> _WHAT IS NEEDED_:
Read the data and repeat it in full, exactly.

> _DATA FOR THIS TASK_:
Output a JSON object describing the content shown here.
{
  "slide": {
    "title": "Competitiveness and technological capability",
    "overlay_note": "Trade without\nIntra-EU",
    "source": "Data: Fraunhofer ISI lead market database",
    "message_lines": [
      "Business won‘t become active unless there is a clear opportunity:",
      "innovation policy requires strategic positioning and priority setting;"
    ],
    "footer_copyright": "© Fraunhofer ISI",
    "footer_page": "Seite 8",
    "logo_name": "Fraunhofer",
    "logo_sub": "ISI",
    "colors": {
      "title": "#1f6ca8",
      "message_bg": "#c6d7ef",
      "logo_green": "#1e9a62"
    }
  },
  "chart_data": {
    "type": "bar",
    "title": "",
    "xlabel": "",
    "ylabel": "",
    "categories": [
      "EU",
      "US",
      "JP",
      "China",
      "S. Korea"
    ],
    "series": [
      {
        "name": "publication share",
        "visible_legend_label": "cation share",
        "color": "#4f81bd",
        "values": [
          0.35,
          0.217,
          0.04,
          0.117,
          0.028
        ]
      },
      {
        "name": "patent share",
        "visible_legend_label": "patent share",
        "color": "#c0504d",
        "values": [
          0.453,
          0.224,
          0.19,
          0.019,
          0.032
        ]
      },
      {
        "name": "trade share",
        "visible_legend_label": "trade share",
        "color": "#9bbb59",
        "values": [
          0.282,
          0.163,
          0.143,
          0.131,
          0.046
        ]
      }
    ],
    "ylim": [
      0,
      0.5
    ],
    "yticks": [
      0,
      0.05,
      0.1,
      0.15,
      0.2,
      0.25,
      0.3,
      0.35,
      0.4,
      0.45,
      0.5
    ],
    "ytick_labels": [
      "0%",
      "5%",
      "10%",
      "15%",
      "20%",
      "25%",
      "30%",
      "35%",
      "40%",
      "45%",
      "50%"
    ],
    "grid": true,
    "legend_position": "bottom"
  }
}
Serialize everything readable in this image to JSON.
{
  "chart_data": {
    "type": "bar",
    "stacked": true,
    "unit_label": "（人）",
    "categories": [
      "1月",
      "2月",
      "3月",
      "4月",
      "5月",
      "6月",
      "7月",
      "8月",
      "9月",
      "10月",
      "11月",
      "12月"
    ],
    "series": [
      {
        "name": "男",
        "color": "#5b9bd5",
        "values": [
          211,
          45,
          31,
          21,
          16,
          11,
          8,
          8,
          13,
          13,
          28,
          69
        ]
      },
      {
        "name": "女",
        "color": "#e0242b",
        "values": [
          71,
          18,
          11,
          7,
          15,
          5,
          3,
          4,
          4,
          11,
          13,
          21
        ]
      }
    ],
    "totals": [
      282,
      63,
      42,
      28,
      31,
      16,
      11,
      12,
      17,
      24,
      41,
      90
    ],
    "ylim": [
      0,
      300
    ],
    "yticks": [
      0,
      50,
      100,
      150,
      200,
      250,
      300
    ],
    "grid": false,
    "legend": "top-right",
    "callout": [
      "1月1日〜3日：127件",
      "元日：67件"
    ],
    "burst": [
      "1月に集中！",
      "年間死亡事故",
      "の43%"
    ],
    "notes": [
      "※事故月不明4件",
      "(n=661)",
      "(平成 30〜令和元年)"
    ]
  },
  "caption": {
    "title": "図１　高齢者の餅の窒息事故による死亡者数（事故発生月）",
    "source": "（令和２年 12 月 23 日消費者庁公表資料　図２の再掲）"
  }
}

> _WRITTEN ANSWER_:
Output a JSON object describing the content shown here.
{
  "slide": {
    "title": "Competitiveness and technological capability",
    "overlay_note": "Trade without\nIntra-EU",
    "source": "Data: Fraunhofer ISI lead market database",
    "message_lines": [
      "Business won‘t become active unless there is a clear opportunity:",
      "innovation policy requires strategic positioning and priority setting;"
    ],
    "footer_copyright": "© Fraunhofer ISI",
    "footer_page": "Seite 8",
    "logo_name": "Fraunhofer",
    "logo_sub": "ISI",
    "colors": {
      "title": "#1f6ca8",
      "message_bg": "#c6d7ef",
      "logo_green": "#1e9a62"
    }
  },
  "chart_data": {
    "type": "bar",
    "title": "",
    "xlabel": "",
    "ylabel": "",
    "categories": [
      "EU",
      "US",
      "JP",
      "China",
      "S. Korea"
    ],
    "series": [
      {
        "name": "publication share",
        "visible_legend_label": "cation share",
        "color": "#4f81bd",
        "values": [
          0.35,
          0.217,
          0.04,
          0.117,
          0.028
        ]
      },
      {
        "name": "patent share",
        "visible_legend_label": "patent share",
        "color": "#c0504d",
        "values": [
          0.453,
          0.224,
          0.19,
          0.019,
          0.032
        ]
      },
      {
        "name": "trade share",
        "visible_legend_label": "trade share",
        "color": "#9bbb59",
        "values": [
          0.282,
          0.163,
          0.143,
          0.131,
          0.046
        ]
      }
    ],
    "ylim": [
      0,
      0.5
    ],
    "yticks": [
      0,
      0.05,
      0.1,
      0.15,
      0.2,
      0.25,
      0.3,
      0.35,
      0.4,
      0.45,
      0.5
    ],
    "ytick_labels": [
      "0%",
      "5%",
      "10%",
      "15%",
      "20%",
      "25%",
      "30%",
      "35%",
      "40%",
      "45%",
      "50%"
    ],
    "grid": true,
    "legend_position": "bottom"
  }
}
Serialize everything readable in this image to JSON.
{
  "chart_data": {
    "type": "bar",
    "stacked": true,
    "unit_label": "（人）",
    "categories": [
      "1月",
      "2月",
      "3月",
      "4月",
      "5月",
      "6月",
      "7月",
      "8月",
      "9月",
      "10月",
      "11月",
      "12月"
    ],
    "series": [
      {
        "name": "男",
        "color": "#5b9bd5",
        "values": [
          211,
          45,
          31,
          21,
          16,
          11,
          8,
          8,
          13,
          13,
          28,
          69
        ]
      },
      {
        "name": "女",
        "color": "#e0242b",
        "values": [
          71,
          18,
          11,
          7,
          15,
          5,
          3,
          4,
          4,
          11,
          13,
          21
        ]
      }
    ],
    "totals": [
      282,
      63,
      42,
      28,
      31,
      16,
      11,
      12,
      17,
      24,
      41,
      90
    ],
    "ylim": [
      0,
      300
    ],
    "yticks": [
      0,
      50,
      100,
      150,
      200,
      250,
      300
    ],
    "grid": false,
    "legend": "top-right",
    "callout": [
      "1月1日〜3日：127件",
      "元日：67件"
    ],
    "burst": [
      "1月に集中！",
      "年間死亡事故",
      "の43%"
    ],
    "notes": [
      "※事故月不明4件",
      "(n=661)",
      "(平成 30〜令和元年)"
    ]
  },
  "caption": {
    "title": "図１　高齢者の餅の窒息事故による死亡者数（事故発生月）",
    "source": "（令和２年 12 月 23 日消費者庁公表資料　図２の再掲）"
  }
}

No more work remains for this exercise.